▶ EXERCISE TASKS:
**1.** Name every pecorino variety that the pecorino passage says has Protected Designation of Origin status.
**2.** Please carry the pecorino passage forward from its final sentence.
* Begin SOURCE PASSAGE *
Pecorino cheeses are hard Italian cheeses made from sheep's milk. The name "" derives from pecora which means sheep in Italian.

Overview

Of the six main varieties of pecorino, all of which have Protected Designation of Origin (PDO) status under European Union law, pecorino romano is probably the best known outside Italy, especially in the United States, which has been an important export market for the cheese since the 19th century. Most pecorino romano is produced on the island of Sardinia, though its production zone also includes Lazio and the Tuscan provinces of Grosseto and Siena. Ancient Roman authors wrote about this cheese and its production technique.

The other five mature PDO cheeses are the pecorino sardo from Sardinia (casu berbeghinu in Sardinian language); pecorino toscano, whose production was already attested by Pliny the Elder in his Natural History; pecorino siciliano (or picurinu sicilianu in Sicilian) from Sicily; pecorino di Filiano from Basilicata; and pecorino crotonese from Province of Crotone in Calabria. Another well-known pecorino is the one that was produced in Abruzzo, the pecorino di Atri.
* End SOURCE PASSAGE *
* Begin RECORD EXTRACTS *
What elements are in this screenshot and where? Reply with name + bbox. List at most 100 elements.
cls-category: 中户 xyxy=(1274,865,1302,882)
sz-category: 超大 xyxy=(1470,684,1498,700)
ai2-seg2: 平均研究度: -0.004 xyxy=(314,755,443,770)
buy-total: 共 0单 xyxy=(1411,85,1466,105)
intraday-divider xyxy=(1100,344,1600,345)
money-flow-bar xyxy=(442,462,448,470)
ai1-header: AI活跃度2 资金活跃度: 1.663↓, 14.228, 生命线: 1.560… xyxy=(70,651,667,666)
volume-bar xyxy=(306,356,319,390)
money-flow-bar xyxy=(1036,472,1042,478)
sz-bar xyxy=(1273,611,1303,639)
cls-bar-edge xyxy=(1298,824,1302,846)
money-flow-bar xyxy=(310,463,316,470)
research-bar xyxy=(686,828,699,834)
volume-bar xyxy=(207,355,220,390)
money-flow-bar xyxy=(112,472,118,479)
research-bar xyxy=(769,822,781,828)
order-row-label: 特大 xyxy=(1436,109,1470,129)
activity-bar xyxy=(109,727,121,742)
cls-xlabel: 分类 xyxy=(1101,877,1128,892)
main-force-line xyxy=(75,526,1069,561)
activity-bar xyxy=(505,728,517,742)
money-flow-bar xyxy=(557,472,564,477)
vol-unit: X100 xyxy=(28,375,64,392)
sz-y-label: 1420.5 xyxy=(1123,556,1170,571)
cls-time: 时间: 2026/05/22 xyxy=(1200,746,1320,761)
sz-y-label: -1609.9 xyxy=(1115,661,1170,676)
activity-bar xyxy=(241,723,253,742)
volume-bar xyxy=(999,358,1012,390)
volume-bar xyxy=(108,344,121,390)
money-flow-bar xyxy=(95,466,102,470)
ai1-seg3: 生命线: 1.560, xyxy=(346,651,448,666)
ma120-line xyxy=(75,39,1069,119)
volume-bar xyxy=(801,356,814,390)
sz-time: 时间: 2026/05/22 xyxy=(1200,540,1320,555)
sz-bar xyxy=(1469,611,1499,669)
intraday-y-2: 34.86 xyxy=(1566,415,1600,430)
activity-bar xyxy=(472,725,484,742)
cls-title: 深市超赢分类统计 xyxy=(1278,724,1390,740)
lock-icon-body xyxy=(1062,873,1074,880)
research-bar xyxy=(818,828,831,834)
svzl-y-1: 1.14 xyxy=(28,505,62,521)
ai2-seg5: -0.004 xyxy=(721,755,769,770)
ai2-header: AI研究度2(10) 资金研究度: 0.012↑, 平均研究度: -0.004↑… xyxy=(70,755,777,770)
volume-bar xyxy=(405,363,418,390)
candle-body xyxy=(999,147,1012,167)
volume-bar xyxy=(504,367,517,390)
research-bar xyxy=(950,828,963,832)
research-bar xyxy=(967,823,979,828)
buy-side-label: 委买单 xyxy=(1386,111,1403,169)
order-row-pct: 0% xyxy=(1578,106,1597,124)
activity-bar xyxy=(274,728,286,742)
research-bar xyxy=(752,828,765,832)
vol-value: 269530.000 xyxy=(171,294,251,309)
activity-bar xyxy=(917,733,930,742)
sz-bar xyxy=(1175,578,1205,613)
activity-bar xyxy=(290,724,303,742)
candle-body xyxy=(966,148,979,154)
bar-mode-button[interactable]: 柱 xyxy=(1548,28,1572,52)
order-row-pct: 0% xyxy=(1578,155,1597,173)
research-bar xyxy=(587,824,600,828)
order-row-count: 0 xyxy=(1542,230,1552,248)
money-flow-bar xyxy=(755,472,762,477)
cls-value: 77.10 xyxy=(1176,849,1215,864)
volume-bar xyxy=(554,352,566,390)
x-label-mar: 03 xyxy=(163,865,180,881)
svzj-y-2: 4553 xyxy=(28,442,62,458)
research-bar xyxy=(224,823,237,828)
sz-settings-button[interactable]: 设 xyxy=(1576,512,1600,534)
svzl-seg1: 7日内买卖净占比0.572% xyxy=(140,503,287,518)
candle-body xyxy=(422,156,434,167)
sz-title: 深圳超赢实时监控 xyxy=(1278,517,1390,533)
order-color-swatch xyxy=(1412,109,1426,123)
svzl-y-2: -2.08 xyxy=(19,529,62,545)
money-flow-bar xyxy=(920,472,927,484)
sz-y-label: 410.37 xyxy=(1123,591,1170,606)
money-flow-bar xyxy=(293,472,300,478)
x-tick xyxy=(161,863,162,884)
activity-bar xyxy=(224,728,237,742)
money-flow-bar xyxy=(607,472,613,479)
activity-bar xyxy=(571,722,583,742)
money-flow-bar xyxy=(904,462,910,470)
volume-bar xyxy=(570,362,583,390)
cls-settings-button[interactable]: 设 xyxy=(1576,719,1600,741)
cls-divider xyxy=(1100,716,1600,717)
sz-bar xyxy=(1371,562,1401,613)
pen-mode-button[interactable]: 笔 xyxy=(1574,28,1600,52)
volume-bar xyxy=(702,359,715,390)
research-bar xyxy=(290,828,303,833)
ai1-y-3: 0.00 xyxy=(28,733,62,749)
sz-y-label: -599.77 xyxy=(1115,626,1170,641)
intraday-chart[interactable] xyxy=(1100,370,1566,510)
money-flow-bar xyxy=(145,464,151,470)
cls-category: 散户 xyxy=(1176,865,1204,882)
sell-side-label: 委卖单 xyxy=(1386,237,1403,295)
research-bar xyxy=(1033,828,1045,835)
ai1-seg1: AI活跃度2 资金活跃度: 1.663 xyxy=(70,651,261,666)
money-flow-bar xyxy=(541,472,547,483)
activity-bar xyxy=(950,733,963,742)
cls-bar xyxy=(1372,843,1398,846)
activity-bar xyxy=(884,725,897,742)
* End RECORD EXTRACTS *
▶ TASK-BY-TASK RESULTS:
**1.**
pecorino romano
pecorino sardo
pecorino toscano
pecorino siciliano
pecorino di Filiano
pecorino crotonese

**2.**
All come in a variety of styles depending on how long they have been aged. The more matured cheeses, referred to as stagionato ("seasoned" or "aged"), are harder but still crumbly in texture and have decidedly buttery and nutty flavours. The other two types, semi-stagionato and fresco, have a softer texture and milder cream and milk tastes.

Tradition

A variant from Southern Italy is pecorino pepato (literally, "peppered Pecorino"), to which black peppercorns are added. Today many other additions are made, for example walnuts, rocket, or tiny pieces of white or black truffle.

In Sardinia, the larvae of the cheese fly are intentionally introduced into pecorino sardo to produce a local delicacy called casu martzu, which means "rotten cheese". As it is illegal, casu marzu is primarily sold through the black market.

Meals may be finished with a good pecorino stagionato, served with pears and walnuts or drizzled with strong chestnut honey. Pecorino is also often used to finish pasta dishes, and used to be the natural choice for most Italian regions from Umbria down to Sicily, rather than the more expensive Parmigiano-Reggiano. It is still preferred today for the pasta dishes of Rome and Lazio, for example pasta dressed with sugo all'amatriciana, cacio e pepe, and pasta alla gricia.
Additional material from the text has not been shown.